— start Records provided —

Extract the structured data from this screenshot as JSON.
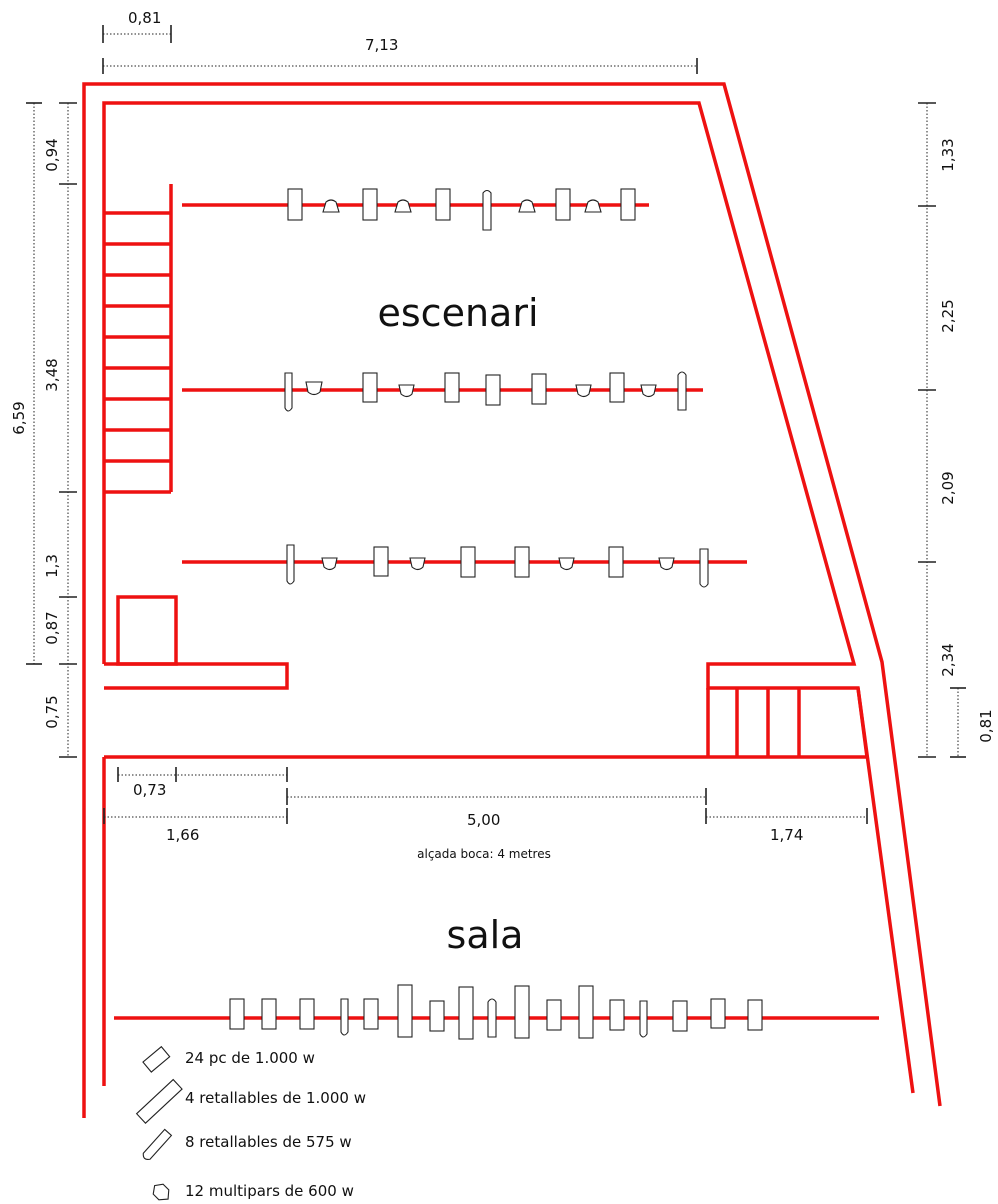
{
  "dimensions": {
    "top_small": "0,81",
    "top_total": "7,13",
    "left_total": "6,59",
    "left_1": "0,94",
    "left_2": "3,48",
    "left_3": "1,3",
    "left_4": "0,87",
    "left_5": "0,75",
    "right_1": "1,33",
    "right_2": "2,25",
    "right_3": "2,09",
    "right_4": "2,34",
    "right_5": "0,81",
    "bottom_small": "0,73",
    "bottom_left": "1,66",
    "bottom_center": "5,00",
    "bottom_right": "1,74"
  },
  "labels": {
    "stage": "escenari",
    "hall": "sala",
    "opening_height": "alçada boca: 4 metres"
  },
  "legend": [
    {
      "icon": "pc-spot-icon",
      "text": "24 pc de 1.000 w"
    },
    {
      "icon": "large-profile-spot-icon",
      "text": "4 retallables de 1.000 w"
    },
    {
      "icon": "small-profile-spot-icon",
      "text": "8 retallables de  575 w"
    },
    {
      "icon": "par-can-icon",
      "text": "12 multipars de  600 w"
    }
  ],
  "colors": {
    "walls": "#ee1111",
    "lines": "#222222"
  }
}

— end Records provided —

→ **Problem**
Without including the pictures, reproduce all entries exactly.

→ **Written response**
Extract the structured data from this screenshot as JSON.
{
  "dimensions": {
    "top_small": "0,81",
    "top_total": "7,13",
    "left_total": "6,59",
    "left_1": "0,94",
    "left_2": "3,48",
    "left_3": "1,3",
    "left_4": "0,87",
    "left_5": "0,75",
    "right_1": "1,33",
    "right_2": "2,25",
    "right_3": "2,09",
    "right_4": "2,34",
    "right_5": "0,81",
    "bottom_small": "0,73",
    "bottom_left": "1,66",
    "bottom_center": "5,00",
    "bottom_right": "1,74"
  },
  "labels": {
    "stage": "escenari",
    "hall": "sala",
    "opening_height": "alçada boca: 4 metres"
  },
  "legend": [
    {
      "icon": "pc-spot-icon",
      "text": "24 pc de 1.000 w"
    },
    {
      "icon": "large-profile-spot-icon",
      "text": "4 retallables de 1.000 w"
    },
    {
      "icon": "small-profile-spot-icon",
      "text": "8 retallables de  575 w"
    },
    {
      "icon": "par-can-icon",
      "text": "12 multipars de  600 w"
    }
  ],
  "colors": {
    "walls": "#ee1111",
    "lines": "#222222"
  }
}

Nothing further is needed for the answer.